*Given problem*: Give every entry again, word for word.

*Material provided*:
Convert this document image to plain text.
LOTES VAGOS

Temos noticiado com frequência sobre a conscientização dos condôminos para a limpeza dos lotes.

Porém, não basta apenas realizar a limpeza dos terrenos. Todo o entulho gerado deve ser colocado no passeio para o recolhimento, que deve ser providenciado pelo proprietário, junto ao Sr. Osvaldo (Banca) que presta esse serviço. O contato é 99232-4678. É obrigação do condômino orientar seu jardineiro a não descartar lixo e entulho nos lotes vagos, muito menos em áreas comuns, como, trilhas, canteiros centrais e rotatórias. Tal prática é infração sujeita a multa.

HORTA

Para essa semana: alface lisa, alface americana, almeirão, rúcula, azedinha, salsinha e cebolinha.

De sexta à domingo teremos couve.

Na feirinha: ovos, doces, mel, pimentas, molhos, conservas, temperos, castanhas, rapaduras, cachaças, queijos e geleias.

*Answer to the task*:
Convert this document image to plain text.
LOTES VAGOS

Temos noticiado com frequência sobre a conscientização dos condôminos para a limpeza dos lotes.

Porém, não basta apenas realizar a limpeza dos terrenos. Todo o entulho gerado deve ser colocado no passeio para o recolhimento, que deve ser providenciado pelo proprietário, junto ao Sr. Osvaldo (Banca) que presta esse serviço. O contato é 99232-4678. É obrigação do condômino orientar seu jardineiro a não descartar lixo e entulho nos lotes vagos, muito menos em áreas comuns, como, trilhas, canteiros centrais e rotatórias. Tal prática é infração sujeita a multa.

HORTA

Para essa semana: alface lisa, alface americana, almeirão, rúcula, azedinha, salsinha e cebolinha.

De sexta à domingo teremos couve.

Na feirinha: ovos, doces, mel, pimentas, molhos, conservas, temperos, castanhas, rapaduras, cachaças, queijos e geleias.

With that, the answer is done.